#### Stored records
--------------------------------
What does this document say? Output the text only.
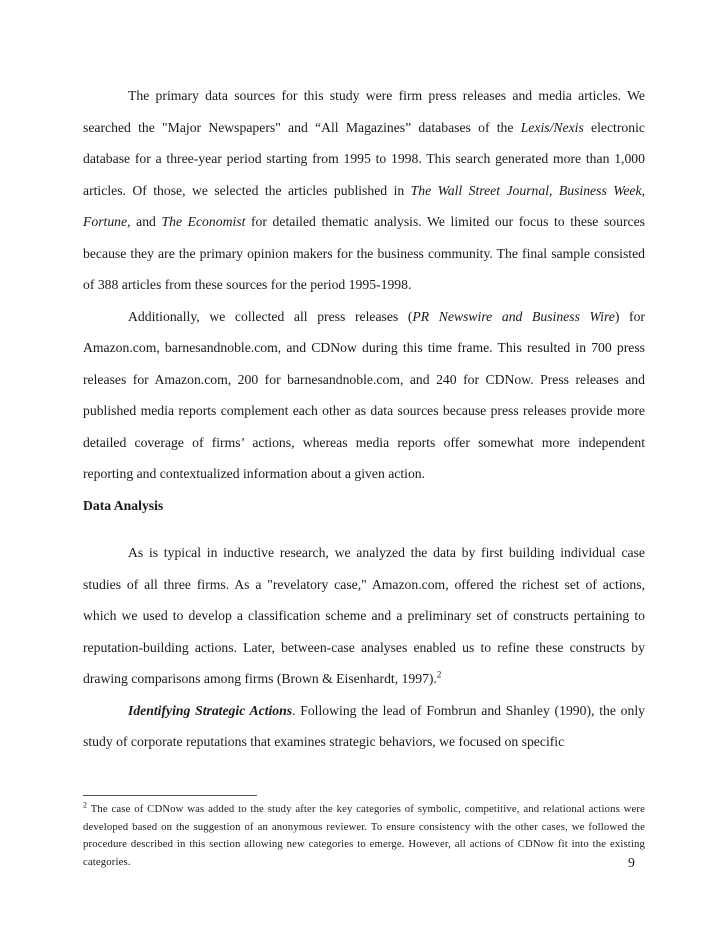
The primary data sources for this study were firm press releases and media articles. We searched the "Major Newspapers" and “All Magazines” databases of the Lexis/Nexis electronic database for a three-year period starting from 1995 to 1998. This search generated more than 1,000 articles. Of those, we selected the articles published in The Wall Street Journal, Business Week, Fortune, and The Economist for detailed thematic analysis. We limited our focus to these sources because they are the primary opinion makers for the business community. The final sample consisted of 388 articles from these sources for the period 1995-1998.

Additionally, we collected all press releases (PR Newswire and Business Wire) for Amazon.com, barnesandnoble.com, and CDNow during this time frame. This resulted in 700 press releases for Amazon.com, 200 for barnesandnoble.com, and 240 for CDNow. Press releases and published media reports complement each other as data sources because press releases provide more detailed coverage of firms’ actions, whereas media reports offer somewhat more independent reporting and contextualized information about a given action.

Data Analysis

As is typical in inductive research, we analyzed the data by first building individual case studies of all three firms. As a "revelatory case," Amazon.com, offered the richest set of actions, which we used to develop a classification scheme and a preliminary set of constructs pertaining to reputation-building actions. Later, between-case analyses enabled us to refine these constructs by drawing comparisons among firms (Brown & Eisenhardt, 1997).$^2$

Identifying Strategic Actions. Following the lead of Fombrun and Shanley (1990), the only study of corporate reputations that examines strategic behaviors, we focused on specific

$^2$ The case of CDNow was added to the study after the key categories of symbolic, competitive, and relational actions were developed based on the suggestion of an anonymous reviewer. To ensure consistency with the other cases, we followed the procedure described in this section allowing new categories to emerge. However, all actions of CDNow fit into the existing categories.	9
--------------------------------
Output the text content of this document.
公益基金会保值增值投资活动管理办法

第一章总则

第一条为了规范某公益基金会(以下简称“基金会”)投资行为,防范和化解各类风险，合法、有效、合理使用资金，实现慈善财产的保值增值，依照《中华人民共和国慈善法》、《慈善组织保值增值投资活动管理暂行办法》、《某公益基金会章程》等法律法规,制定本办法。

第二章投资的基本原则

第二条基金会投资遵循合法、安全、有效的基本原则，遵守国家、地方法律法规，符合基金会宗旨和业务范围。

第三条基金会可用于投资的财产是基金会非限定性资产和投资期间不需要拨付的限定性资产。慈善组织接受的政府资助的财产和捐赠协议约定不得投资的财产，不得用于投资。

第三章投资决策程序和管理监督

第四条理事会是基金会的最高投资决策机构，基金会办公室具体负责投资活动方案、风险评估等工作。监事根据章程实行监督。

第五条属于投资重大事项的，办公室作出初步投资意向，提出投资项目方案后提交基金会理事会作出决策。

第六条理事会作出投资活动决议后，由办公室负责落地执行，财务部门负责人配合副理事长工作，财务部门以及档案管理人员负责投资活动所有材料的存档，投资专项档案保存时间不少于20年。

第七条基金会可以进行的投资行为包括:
--------------------------------
#### Required task
Where a line in the entries holds "document", copy that line.

#### Written solution
What does this document say? Output the text only.
Output the text content of this document.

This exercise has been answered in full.